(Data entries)
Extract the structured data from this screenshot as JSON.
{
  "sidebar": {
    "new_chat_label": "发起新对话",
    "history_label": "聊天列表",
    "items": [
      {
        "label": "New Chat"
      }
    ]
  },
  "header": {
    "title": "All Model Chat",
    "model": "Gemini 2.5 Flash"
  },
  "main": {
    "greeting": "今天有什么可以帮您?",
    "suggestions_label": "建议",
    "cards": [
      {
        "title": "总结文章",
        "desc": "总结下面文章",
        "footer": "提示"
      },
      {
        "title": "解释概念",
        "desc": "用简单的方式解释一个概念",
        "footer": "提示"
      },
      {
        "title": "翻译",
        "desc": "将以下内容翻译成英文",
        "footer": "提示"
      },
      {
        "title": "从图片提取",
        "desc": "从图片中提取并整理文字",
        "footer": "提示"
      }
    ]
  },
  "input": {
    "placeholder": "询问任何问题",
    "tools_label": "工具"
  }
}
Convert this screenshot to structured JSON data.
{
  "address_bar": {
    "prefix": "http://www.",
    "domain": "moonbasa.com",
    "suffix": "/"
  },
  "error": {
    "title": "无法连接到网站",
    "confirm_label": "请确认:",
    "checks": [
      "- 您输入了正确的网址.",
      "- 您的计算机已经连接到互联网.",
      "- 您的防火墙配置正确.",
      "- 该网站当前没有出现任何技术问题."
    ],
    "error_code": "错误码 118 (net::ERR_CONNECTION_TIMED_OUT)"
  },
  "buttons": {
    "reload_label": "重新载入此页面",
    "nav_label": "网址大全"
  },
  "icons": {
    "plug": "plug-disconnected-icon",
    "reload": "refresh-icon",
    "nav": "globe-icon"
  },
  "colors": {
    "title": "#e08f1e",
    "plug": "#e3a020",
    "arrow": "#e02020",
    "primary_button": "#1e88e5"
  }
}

**WHAT THE EXERCISE ASKS:**
Report the number of lines in the listing above that include the word "plug", and nothing else.

**SOLUTION FOR THIS PROBLEM:**
2